- **Extracted data**:
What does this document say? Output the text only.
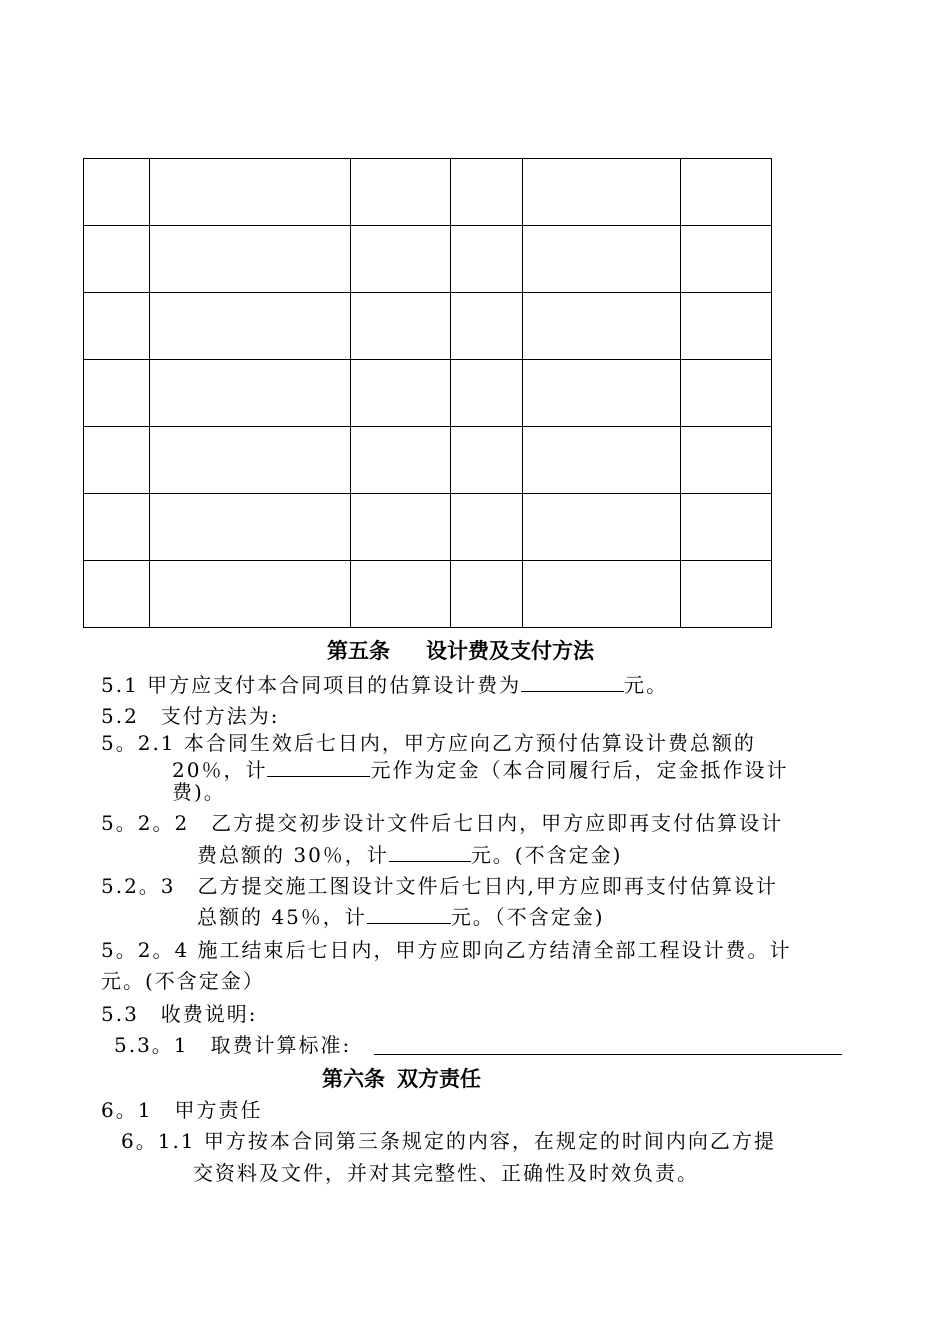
第五条 设计费及支付方法
5.1 甲方应支付本合同项目的估算设计费为	元。
5.2　支付方法为:
5。2.1 本合同生效后七日内，甲方应向乙方预付估算设计费总额的
20％，计	元作为定金（本合同履行后，定金抵作设计
费)。
5。2。2　乙方提交初步设计文件后七日内，甲方应即再支付估算设计
费总额的 30％，计	元。(不含定金)
5.2。3　乙方提交施工图设计文件后七日内,甲方应即再支付估算设计
总额的 45％，计	元。（不含定金)
5。2。4 施工结束后七日内，甲方应即向乙方结清全部工程设计费。计
元。(不含定金）
5.3　收费说明:
5.3。1　取费计算标准:
第六条 双方责任
6。1　甲方责任
6。1.1 甲方按本合同第三条规定的内容，在规定的时间内向乙方提
交资料及文件，并对其完整性、正确性及时效负责。
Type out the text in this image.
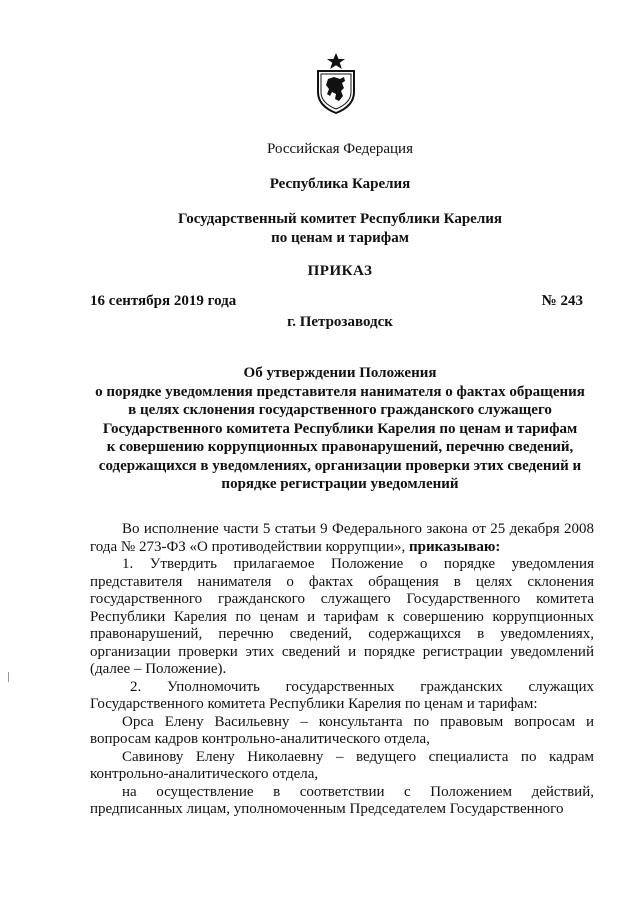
Российская Федерация
Республика Карелия
Государственный комитет Республики Карелия
по ценам и тарифам
ПРИКАЗ
16 сентября 2019 года	№ 243
г. Петрозаводск
Об утверждении Положения
о порядке уведомления представителя нанимателя о фактах обращения
в целях склонения государственного гражданского служащего
Государственного комитета Республики Карелия по ценам и тарифам
к совершению коррупционных правонарушений, перечню сведений,
содержащихся в уведомлениях, организации проверки этих сведений и
порядке регистрации уведомлений

Во исполнение части 5 статьи 9 Федерального закона от 25 декабря 2008 года № 273-ФЗ «О противодействии коррупции», приказываю:

1. Утвердить прилагаемое Положение о порядке уведомления представителя нанимателя о фактах обращения в целях склонения государственного гражданского служащего Государственного комитета Республики Карелия по ценам и тарифам к совершению коррупционных правонарушений, перечню сведений, содержащихся в уведомлениях, организации проверки этих сведений и порядке регистрации уведомлений (далее – Положение).

2. Уполномочить государственных гражданских служащих Государственного комитета Республики Карелия по ценам и тарифам:

Орса Елену Васильевну – консультанта по правовым вопросам и вопросам кадров контрольно-аналитического отдела,

Савинову Елену Николаевну – ведущего специалиста по кадрам контрольно-аналитического отдела,

на осуществление в соответствии с Положением действий, предписанных лицам, уполномоченным Председателем Государственного
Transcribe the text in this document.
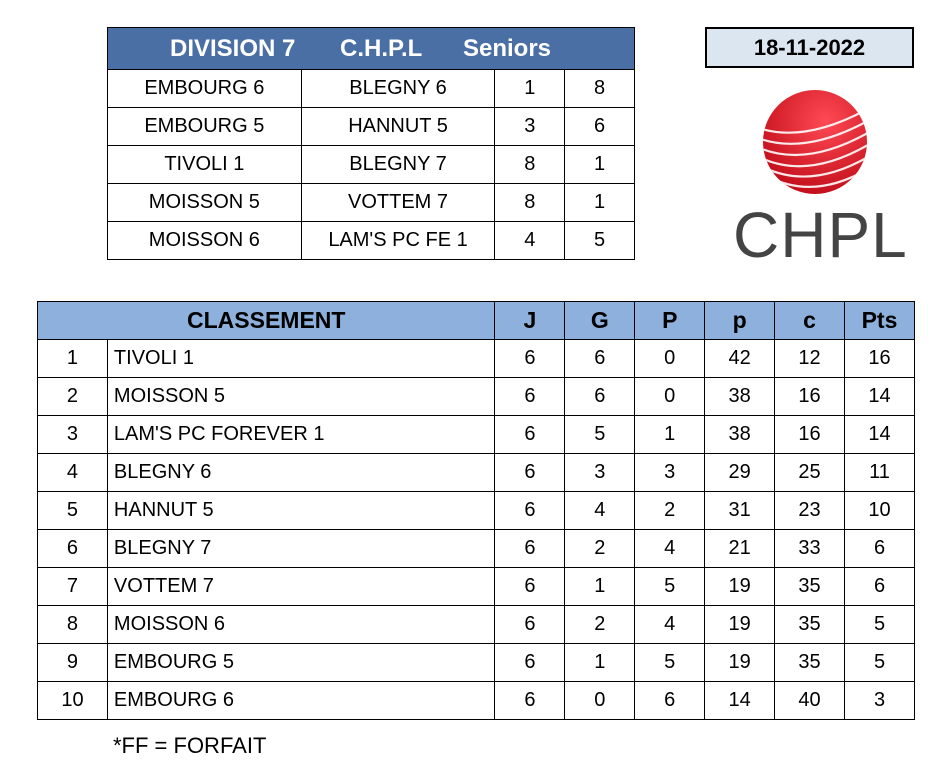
DIVISION 7 C.H.P.L Seniors			
EMBOURG 6	BLEGNY 6	1	8
EMBOURG 5	HANNUT 5	3	6
TIVOLI 1	BLEGNY 7	8	1
MOISSON 5	VOTTEM 7	8	1
MOISSON 6	LAM'S PC FE 1	4	5
18-11-2022
CHPL
CLASSEMENT		J	G	P	p	c	Pts
1	TIVOLI 1	6	6	0	42	12	16
2	MOISSON 5	6	6	0	38	16	14
3	LAM'S PC FOREVER 1	6	5	1	38	16	14
4	BLEGNY 6	6	3	3	29	25	11
5	HANNUT 5	6	4	2	31	23	10
6	BLEGNY 7	6	2	4	21	33	6
7	VOTTEM 7	6	1	5	19	35	6
8	MOISSON 6	6	2	4	19	35	5
9	EMBOURG 5	6	1	5	19	35	5
10	EMBOURG 6	6	0	6	14	40	3
*FF = FORFAIT
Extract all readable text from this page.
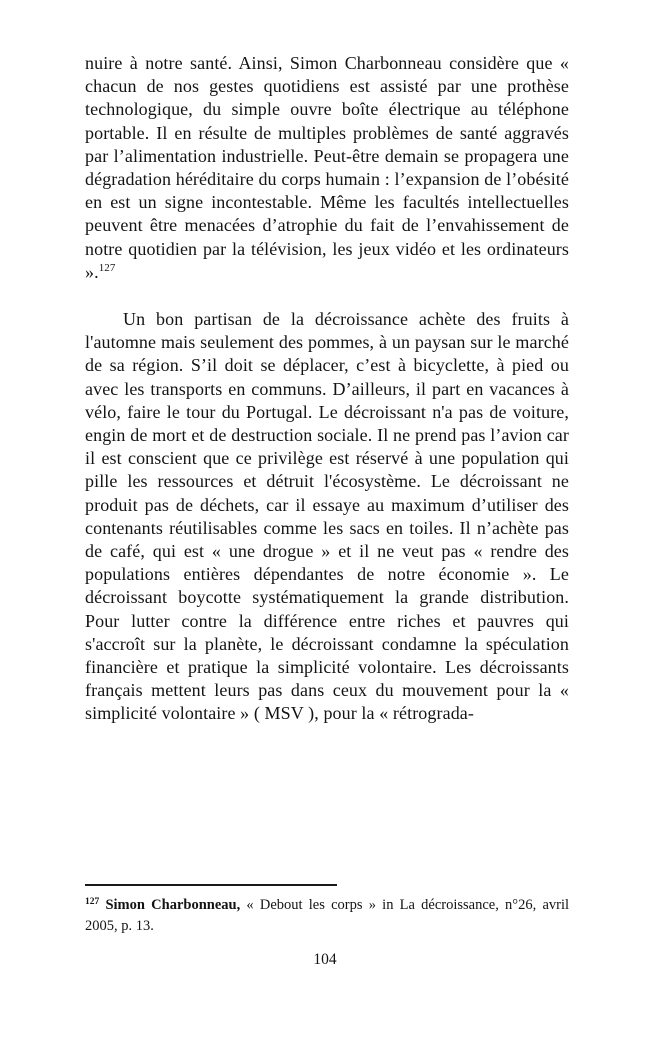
nuire à notre santé. Ainsi, Simon Charbonneau considère que « chacun de nos gestes quotidiens est assisté par une prothèse technologique, du simple ouvre boîte électrique au téléphone portable. Il en résulte de multiples problèmes de santé aggravés par l’alimentation industrielle. Peut-être demain se propagera une dégradation héréditaire du corps humain : l’expansion de l’obésité en est un signe incontestable. Même les facultés intellectuelles peuvent être menacées d’atrophie du fait de l’envahissement de notre quotidien par la télévision, les jeux vidéo et les ordinateurs ».$^{127}$

Un bon partisan de la décroissance achète des fruits à l'automne mais seulement des pommes, à un paysan sur le marché de sa région. S’il doit se déplacer, c’est à bicyclette, à pied ou avec les transports en communs. D’ailleurs, il part en vacances à vélo, faire le tour du Portugal. Le décroissant n'a pas de voiture, engin de mort et de destruction sociale. Il ne prend pas l’avion car il est conscient que ce privilège est réservé à une population qui pille les ressources et détruit l'écosystème. Le décroissant ne produit pas de déchets, car il essaye au maximum d’utiliser des contenants réutilisables comme les sacs en toiles. Il n’achète pas de café, qui est « une drogue » et il ne veut pas « rendre des populations entières dépendantes de notre économie ». Le décroissant boycotte systématiquement la grande distribution. Pour lutter contre la différence entre riches et pauvres qui s'accroît sur la planète, le décroissant condamne la spéculation financière et pratique la simplicité volontaire. Les décroissants français mettent leurs pas dans ceux du mouvement pour la « simplicité volontaire » ( MSV ), pour la « rétrograda-

$^{127}$ Simon Charbonneau, « Debout les corps » in La décroissance, n°26, avril 2005, p. 13.

104
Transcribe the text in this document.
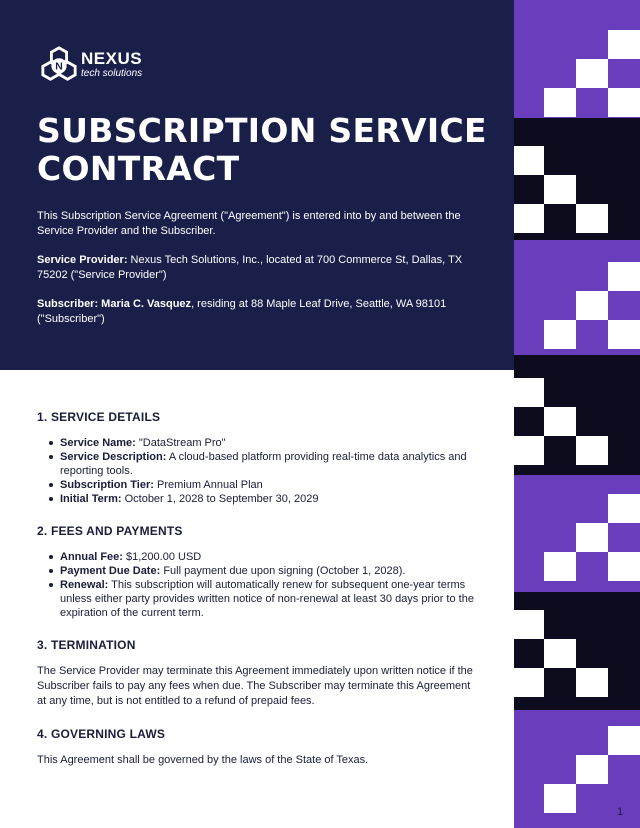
N NEXUS
tech solutions
SUBSCRIPTION SERVICE CONTRACT

This Subscription Service Agreement ("Agreement") is entered into by and between the Service Provider and the Subscriber.

Service Provider: Nexus Tech Solutions, Inc., located at 700 Commerce St, Dallas, TX 75202 ("Service Provider")

Subscriber: Maria C. Vasquez, residing at 88 Maple Leaf Drive, Seattle, WA 98101 ("Subscriber")

1. SERVICE DETAILS
Service Name: "DataStream Pro"
Service Description: A cloud-based platform providing real-time data analytics and reporting tools.
Subscription Tier: Premium Annual Plan
Initial Term: October 1, 2028 to September 30, 2029
2. FEES AND PAYMENTS
Annual Fee: $1,200.00 USD
Payment Due Date: Full payment due upon signing (October 1, 2028).
Renewal: This subscription will automatically renew for subsequent one-year terms unless either party provides written notice of non-renewal at least 30 days prior to the expiration of the current term.
3. TERMINATION

The Service Provider may terminate this Agreement immediately upon written notice if the Subscriber fails to pay any fees when due. The Subscriber may terminate this Agreement at any time, but is not entitled to a refund of prepaid fees.

4. GOVERNING LAWS

This Agreement shall be governed by the laws of the State of Texas.

1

- **Work instructions**: Gather all the lines that include the word "HANNUT" and copy them out.

- **Reply to the exercise**:
EMBOURG 5	HANNUT 5	3	6
5	HANNUT 5	6	4	2	31	23	10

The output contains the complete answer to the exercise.